Aim:
Whenever a line contains the string "NEUTRAL", copy it out of the entries.

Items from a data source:
* * * * * * *

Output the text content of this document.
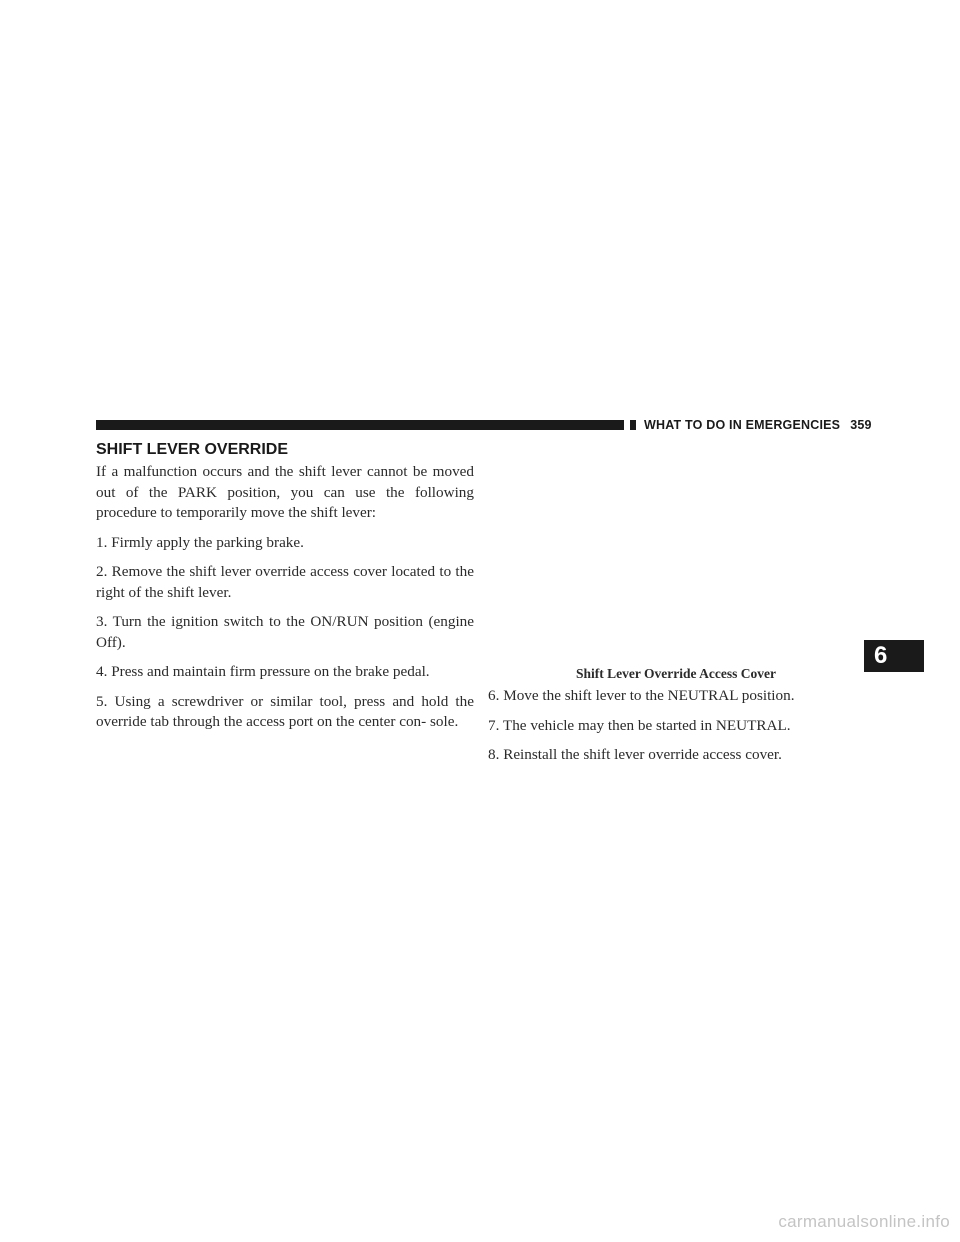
WHAT TO DO IN EMERGENCIES 359
SHIFT LEVER OVERRIDE

If a malfunction occurs and the shift lever cannot be moved out of the PARK position, you can use the following procedure to temporarily move the shift lever:

1. Firmly apply the parking brake.

2. Remove the shift lever override access cover located to the right of the shift lever.

3. Turn the ignition switch to the ON/RUN position (engine Off).

4. Press and maintain firm pressure on the brake pedal.

5. Using a screwdriver or similar tool, press and hold the override tab through the access port on the center con- sole.

Shift Lever Override Access Cover

6. Move the shift lever to the NEUTRAL position.

7. The vehicle may then be started in NEUTRAL.

8. Reinstall the shift lever override access cover.

6
carmanualsonline.info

* * * * * * *

Solution:
6. Move the shift lever to the NEUTRAL position.
7. The vehicle may then be started in NEUTRAL.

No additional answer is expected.